▶ [Texto proporcionado]:
Sobre Camanchaca, de Diego Zúñiga
¿Qué captura una fotografía? ¿Para qué se conserva una imagen? ¿Cuándo se acaba su contenido? Difícil contestar si la respuesta niega el resumen. Diego Zúñiga (Iquique, 1987) ofrece un punto de fuga en Camanchaca (Mondadori, 2013). Contado por fragmentos, simula un álbum lo que allí se cuenta: fragmentación familiar que construye caminos que se cruzan,se tuercen, se borran entre sí.
La imagen, pecera o reducto, ofrece movimientos estrechos que imitan acaso la inmovilidad de una fotografía. Hay un viaje, un recuerdo, está la deriva de quién piensa algo más allá de sus posibilidades. También el horror, pequeño y cotidiano, de aquello que no escapa a la memoria. La relación entre lo que se fija y lo que fluye está suspendida.
La camanchaca como metáfora invitaría a pensar en la confusión como la carga de una vida traumada. El recuerdo de un familiar, la muerte que nadie menciona y se acusa, sin embargo, en ese silencio, la vida filial más allá del borde, son temas que se van armando a medida que la línea que une los puntos se multiplica. Dios como una pregunta que no se hace, en vez del camino que se emprende a ciegas, es la trastienda de un pasado que se evade. El viaje, entonces, es una procesión dolorosa en la que su protagonista divaga como si se tratara de otra persona.

▶ [Instrucciones de trabajo]:
[A] Imprime el fragmento del texto sobre Camanchaca que comienza en "Sobre Camanchaca, de" y termina en "borran entre sí.".
[B] Prosigue, por favor, el texto sobre Camanchaca a partir del punto en que se detiene.

▶ [Extractos de ítems]:

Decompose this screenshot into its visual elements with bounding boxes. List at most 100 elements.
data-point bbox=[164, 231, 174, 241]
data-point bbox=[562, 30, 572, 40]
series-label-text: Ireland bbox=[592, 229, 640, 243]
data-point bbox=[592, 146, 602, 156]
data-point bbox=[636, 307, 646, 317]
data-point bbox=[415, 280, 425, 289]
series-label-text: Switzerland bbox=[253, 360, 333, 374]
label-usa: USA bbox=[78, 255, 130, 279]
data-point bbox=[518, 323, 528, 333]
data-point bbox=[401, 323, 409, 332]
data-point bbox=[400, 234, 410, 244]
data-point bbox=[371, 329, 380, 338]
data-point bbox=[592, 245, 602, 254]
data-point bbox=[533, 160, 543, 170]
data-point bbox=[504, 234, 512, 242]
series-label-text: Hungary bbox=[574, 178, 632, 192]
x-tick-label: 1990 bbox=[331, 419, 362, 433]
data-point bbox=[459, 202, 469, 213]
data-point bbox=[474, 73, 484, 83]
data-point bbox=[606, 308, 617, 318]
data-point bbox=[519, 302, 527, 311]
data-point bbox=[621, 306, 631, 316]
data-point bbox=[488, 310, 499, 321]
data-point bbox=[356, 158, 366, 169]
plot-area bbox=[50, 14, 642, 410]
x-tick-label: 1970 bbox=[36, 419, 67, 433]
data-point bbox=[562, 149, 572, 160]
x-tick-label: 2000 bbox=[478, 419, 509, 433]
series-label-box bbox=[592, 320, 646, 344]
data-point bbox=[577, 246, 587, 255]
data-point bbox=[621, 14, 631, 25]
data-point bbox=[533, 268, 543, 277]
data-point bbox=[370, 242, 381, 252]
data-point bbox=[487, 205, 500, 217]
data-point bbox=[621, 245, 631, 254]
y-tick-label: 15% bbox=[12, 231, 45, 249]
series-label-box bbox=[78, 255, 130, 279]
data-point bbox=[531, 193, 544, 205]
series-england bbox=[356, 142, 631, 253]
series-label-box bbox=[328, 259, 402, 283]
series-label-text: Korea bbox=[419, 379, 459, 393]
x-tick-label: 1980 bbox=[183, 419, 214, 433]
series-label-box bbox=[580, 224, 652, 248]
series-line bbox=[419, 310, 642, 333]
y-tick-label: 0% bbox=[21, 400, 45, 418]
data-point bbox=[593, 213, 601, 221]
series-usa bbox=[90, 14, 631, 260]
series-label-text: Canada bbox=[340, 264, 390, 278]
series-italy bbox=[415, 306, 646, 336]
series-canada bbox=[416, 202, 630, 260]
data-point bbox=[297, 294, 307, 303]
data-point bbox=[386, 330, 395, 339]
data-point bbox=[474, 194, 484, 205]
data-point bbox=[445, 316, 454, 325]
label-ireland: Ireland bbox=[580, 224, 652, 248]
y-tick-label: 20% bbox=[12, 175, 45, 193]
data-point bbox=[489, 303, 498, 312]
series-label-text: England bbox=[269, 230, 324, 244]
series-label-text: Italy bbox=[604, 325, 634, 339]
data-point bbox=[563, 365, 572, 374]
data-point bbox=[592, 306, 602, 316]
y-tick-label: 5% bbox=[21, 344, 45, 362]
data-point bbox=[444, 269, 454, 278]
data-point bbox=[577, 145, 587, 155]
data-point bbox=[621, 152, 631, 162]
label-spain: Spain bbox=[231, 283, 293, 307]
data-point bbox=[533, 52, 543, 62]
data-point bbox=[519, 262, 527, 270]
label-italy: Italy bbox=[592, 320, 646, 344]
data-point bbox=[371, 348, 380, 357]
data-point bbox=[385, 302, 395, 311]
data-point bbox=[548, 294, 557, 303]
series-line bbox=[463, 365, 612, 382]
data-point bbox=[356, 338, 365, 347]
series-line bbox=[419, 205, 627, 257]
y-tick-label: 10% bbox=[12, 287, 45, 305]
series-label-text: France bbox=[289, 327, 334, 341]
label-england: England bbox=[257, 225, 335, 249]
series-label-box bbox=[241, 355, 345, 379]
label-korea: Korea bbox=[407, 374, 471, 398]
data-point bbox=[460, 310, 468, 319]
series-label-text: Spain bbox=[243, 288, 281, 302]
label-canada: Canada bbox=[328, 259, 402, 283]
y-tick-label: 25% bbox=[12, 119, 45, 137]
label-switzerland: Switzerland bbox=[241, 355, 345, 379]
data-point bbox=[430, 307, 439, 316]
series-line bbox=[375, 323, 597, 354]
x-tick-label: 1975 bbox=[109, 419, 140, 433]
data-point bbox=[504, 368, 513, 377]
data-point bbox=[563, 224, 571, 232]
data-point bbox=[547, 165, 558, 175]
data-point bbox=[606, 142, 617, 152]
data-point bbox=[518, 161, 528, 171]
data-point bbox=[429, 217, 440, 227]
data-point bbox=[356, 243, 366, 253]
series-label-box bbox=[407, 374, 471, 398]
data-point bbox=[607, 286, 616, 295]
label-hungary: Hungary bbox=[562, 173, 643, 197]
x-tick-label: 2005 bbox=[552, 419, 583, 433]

▶ [Respuestas por tarea]:
[A]
Sobre Camanchaca, de Diego Zúñiga
¿Qué captura una fotografía? ¿Para qué se conserva una imagen? ¿Cuándo se acaba su contenido? Difícil contestar si la respuesta niega el resumen. Diego Zúñiga (Iquique, 1987) ofrece un punto de fuga en Camanchaca (Mondadori, 2013). Contado por fragmentos, simula un álbum lo que allí se cuenta: fragmentación familiar que construye caminos que se cruzan,se tuercen, se borran entre sí.

[B]
Por último, la podredumbre va emulando una condición general de la existencia de los personajes, sumidos en su propio espanto. El protagonista, moviéndose a tientas, intenta respuestas que sangran como su propia boca, que insinúa el dolor mismo de la palabra, la que sobresale, aunque todos se muerdan la lengua. Despojado, de todas maneras, el libro va poblando la especulación con estas imágenes de un rompecabezas que no termina.